# START OF LISTING

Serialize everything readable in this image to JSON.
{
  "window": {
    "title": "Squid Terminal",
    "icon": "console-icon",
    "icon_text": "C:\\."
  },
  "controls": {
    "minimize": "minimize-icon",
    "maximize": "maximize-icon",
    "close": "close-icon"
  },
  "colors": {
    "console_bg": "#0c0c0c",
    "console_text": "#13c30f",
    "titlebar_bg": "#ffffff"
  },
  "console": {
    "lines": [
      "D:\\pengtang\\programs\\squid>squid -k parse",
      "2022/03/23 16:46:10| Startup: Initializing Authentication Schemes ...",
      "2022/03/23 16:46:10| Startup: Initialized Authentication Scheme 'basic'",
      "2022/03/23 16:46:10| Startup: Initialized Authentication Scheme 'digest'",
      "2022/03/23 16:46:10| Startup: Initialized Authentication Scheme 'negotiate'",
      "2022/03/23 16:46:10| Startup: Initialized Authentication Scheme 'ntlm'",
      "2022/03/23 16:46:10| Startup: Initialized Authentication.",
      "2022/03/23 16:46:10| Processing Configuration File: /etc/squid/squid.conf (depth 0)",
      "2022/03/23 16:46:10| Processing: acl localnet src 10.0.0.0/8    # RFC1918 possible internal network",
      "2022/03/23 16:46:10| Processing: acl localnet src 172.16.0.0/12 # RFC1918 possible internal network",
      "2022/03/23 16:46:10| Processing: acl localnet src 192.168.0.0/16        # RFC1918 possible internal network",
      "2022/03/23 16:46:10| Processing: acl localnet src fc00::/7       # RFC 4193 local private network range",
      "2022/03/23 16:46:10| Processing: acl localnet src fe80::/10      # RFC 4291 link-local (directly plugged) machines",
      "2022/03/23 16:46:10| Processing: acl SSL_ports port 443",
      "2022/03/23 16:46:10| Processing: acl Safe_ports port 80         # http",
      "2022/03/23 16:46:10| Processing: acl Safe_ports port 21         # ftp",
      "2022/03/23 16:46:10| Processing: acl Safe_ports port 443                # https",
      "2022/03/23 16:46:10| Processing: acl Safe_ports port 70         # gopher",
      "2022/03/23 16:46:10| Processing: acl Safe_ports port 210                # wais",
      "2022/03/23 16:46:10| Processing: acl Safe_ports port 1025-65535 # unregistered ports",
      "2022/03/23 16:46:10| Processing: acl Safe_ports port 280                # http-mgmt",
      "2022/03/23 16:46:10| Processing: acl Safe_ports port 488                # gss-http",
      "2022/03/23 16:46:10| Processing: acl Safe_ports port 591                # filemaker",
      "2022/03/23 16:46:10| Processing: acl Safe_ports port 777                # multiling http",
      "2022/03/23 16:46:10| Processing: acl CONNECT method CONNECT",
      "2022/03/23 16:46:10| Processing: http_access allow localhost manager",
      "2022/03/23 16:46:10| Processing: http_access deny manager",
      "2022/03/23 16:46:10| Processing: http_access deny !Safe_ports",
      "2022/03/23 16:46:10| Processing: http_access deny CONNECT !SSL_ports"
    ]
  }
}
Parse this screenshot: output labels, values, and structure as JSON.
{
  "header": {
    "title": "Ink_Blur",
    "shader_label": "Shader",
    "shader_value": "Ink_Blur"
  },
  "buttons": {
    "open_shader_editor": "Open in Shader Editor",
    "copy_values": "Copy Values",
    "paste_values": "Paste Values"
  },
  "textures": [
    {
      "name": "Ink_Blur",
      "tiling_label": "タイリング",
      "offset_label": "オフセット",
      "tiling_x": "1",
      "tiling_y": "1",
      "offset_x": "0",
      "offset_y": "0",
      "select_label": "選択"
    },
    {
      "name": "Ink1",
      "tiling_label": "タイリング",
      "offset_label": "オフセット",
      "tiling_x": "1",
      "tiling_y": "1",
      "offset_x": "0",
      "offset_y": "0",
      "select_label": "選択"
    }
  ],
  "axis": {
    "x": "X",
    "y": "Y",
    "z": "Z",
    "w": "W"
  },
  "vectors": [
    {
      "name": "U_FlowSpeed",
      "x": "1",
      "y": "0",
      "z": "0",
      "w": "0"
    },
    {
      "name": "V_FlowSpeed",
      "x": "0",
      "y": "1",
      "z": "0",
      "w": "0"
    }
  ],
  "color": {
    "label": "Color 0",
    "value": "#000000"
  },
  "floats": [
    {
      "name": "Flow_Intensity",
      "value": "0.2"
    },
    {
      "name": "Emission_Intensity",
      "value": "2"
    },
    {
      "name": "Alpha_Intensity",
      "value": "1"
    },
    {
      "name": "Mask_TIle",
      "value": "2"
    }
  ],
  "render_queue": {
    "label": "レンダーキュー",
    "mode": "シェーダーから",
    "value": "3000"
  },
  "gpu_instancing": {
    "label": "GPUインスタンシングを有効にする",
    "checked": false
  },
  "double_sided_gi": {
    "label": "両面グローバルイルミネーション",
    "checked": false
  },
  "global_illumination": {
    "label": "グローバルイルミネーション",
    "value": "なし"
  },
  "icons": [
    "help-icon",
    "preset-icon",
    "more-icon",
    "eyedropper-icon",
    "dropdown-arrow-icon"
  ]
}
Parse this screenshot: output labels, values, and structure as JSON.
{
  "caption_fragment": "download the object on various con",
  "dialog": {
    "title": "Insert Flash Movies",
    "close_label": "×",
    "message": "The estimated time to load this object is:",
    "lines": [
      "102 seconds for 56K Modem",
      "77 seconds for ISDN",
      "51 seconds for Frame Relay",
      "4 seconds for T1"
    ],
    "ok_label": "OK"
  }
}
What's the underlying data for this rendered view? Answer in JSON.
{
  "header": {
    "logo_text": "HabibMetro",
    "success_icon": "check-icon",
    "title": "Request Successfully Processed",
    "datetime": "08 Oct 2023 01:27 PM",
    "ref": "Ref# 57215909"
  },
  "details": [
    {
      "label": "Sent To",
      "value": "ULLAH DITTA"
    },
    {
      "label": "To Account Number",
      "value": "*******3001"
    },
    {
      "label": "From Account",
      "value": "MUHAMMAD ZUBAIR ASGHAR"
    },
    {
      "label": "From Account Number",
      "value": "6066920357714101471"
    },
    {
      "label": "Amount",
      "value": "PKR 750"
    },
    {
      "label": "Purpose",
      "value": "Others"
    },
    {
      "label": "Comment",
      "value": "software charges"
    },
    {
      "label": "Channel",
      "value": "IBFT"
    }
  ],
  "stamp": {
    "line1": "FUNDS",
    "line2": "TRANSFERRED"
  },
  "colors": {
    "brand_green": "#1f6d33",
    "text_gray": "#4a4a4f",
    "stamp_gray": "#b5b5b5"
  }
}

# END OF LISTING

● WHAT IS NEEDED
Return the material exactly as it stands.

● EXERCISE OUTPUT
Serialize everything readable in this image to JSON.
{
  "window": {
    "title": "Squid Terminal",
    "icon": "console-icon",
    "icon_text": "C:\\."
  },
  "controls": {
    "minimize": "minimize-icon",
    "maximize": "maximize-icon",
    "close": "close-icon"
  },
  "colors": {
    "console_bg": "#0c0c0c",
    "console_text": "#13c30f",
    "titlebar_bg": "#ffffff"
  },
  "console": {
    "lines": [
      "D:\\pengtang\\programs\\squid>squid -k parse",
      "2022/03/23 16:46:10| Startup: Initializing Authentication Schemes ...",
      "2022/03/23 16:46:10| Startup: Initialized Authentication Scheme 'basic'",
      "2022/03/23 16:46:10| Startup: Initialized Authentication Scheme 'digest'",
      "2022/03/23 16:46:10| Startup: Initialized Authentication Scheme 'negotiate'",
      "2022/03/23 16:46:10| Startup: Initialized Authentication Scheme 'ntlm'",
      "2022/03/23 16:46:10| Startup: Initialized Authentication.",
      "2022/03/23 16:46:10| Processing Configuration File: /etc/squid/squid.conf (depth 0)",
      "2022/03/23 16:46:10| Processing: acl localnet src 10.0.0.0/8    # RFC1918 possible internal network",
      "2022/03/23 16:46:10| Processing: acl localnet src 172.16.0.0/12 # RFC1918 possible internal network",
      "2022/03/23 16:46:10| Processing: acl localnet src 192.168.0.0/16        # RFC1918 possible internal network",
      "2022/03/23 16:46:10| Processing: acl localnet src fc00::/7       # RFC 4193 local private network range",
      "2022/03/23 16:46:10| Processing: acl localnet src fe80::/10      # RFC 4291 link-local (directly plugged) machines",
      "2022/03/23 16:46:10| Processing: acl SSL_ports port 443",
      "2022/03/23 16:46:10| Processing: acl Safe_ports port 80         # http",
      "2022/03/23 16:46:10| Processing: acl Safe_ports port 21         # ftp",
      "2022/03/23 16:46:10| Processing: acl Safe_ports port 443                # https",
      "2022/03/23 16:46:10| Processing: acl Safe_ports port 70         # gopher",
      "2022/03/23 16:46:10| Processing: acl Safe_ports port 210                # wais",
      "2022/03/23 16:46:10| Processing: acl Safe_ports port 1025-65535 # unregistered ports",
      "2022/03/23 16:46:10| Processing: acl Safe_ports port 280                # http-mgmt",
      "2022/03/23 16:46:10| Processing: acl Safe_ports port 488                # gss-http",
      "2022/03/23 16:46:10| Processing: acl Safe_ports port 591                # filemaker",
      "2022/03/23 16:46:10| Processing: acl Safe_ports port 777                # multiling http",
      "2022/03/23 16:46:10| Processing: acl CONNECT method CONNECT",
      "2022/03/23 16:46:10| Processing: http_access allow localhost manager",
      "2022/03/23 16:46:10| Processing: http_access deny manager",
      "2022/03/23 16:46:10| Processing: http_access deny !Safe_ports",
      "2022/03/23 16:46:10| Processing: http_access deny CONNECT !SSL_ports"
    ]
  }
}
Parse this screenshot: output labels, values, and structure as JSON.
{
  "header": {
    "title": "Ink_Blur",
    "shader_label": "Shader",
    "shader_value": "Ink_Blur"
  },
  "buttons": {
    "open_shader_editor": "Open in Shader Editor",
    "copy_values": "Copy Values",
    "paste_values": "Paste Values"
  },
  "textures": [
    {
      "name": "Ink_Blur",
      "tiling_label": "タイリング",
      "offset_label": "オフセット",
      "tiling_x": "1",
      "tiling_y": "1",
      "offset_x": "0",
      "offset_y": "0",
      "select_label": "選択"
    },
    {
      "name": "Ink1",
      "tiling_label": "タイリング",
      "offset_label": "オフセット",
      "tiling_x": "1",
      "tiling_y": "1",
      "offset_x": "0",
      "offset_y": "0",
      "select_label": "選択"
    }
  ],
  "axis": {
    "x": "X",
    "y": "Y",
    "z": "Z",
    "w": "W"
  },
  "vectors": [
    {
      "name": "U_FlowSpeed",
      "x": "1",
      "y": "0",
      "z": "0",
      "w": "0"
    },
    {
      "name": "V_FlowSpeed",
      "x": "0",
      "y": "1",
      "z": "0",
      "w": "0"
    }
  ],
  "color": {
    "label": "Color 0",
    "value": "#000000"
  },
  "floats": [
    {
      "name": "Flow_Intensity",
      "value": "0.2"
    },
    {
      "name": "Emission_Intensity",
      "value": "2"
    },
    {
      "name": "Alpha_Intensity",
      "value": "1"
    },
    {
      "name": "Mask_TIle",
      "value": "2"
    }
  ],
  "render_queue": {
    "label": "レンダーキュー",
    "mode": "シェーダーから",
    "value": "3000"
  },
  "gpu_instancing": {
    "label": "GPUインスタンシングを有効にする",
    "checked": false
  },
  "double_sided_gi": {
    "label": "両面グローバルイルミネーション",
    "checked": false
  },
  "global_illumination": {
    "label": "グローバルイルミネーション",
    "value": "なし"
  },
  "icons": [
    "help-icon",
    "preset-icon",
    "more-icon",
    "eyedropper-icon",
    "dropdown-arrow-icon"
  ]
}
Parse this screenshot: output labels, values, and structure as JSON.
{
  "caption_fragment": "download the object on various con",
  "dialog": {
    "title": "Insert Flash Movies",
    "close_label": "×",
    "message": "The estimated time to load this object is:",
    "lines": [
      "102 seconds for 56K Modem",
      "77 seconds for ISDN",
      "51 seconds for Frame Relay",
      "4 seconds for T1"
    ],
    "ok_label": "OK"
  }
}
What's the underlying data for this rendered view? Answer in JSON.
{
  "header": {
    "logo_text": "HabibMetro",
    "success_icon": "check-icon",
    "title": "Request Successfully Processed",
    "datetime": "08 Oct 2023 01:27 PM",
    "ref": "Ref# 57215909"
  },
  "details": [
    {
      "label": "Sent To",
      "value": "ULLAH DITTA"
    },
    {
      "label": "To Account Number",
      "value": "*******3001"
    },
    {
      "label": "From Account",
      "value": "MUHAMMAD ZUBAIR ASGHAR"
    },
    {
      "label": "From Account Number",
      "value": "6066920357714101471"
    },
    {
      "label": "Amount",
      "value": "PKR 750"
    },
    {
      "label": "Purpose",
      "value": "Others"
    },
    {
      "label": "Comment",
      "value": "software charges"
    },
    {
      "label": "Channel",
      "value": "IBFT"
    }
  ],
  "stamp": {
    "line1": "FUNDS",
    "line2": "TRANSFERRED"
  },
  "colors": {
    "brand_green": "#1f6d33",
    "text_gray": "#4a4a4f",
    "stamp_gray": "#b5b5b5"
  }
}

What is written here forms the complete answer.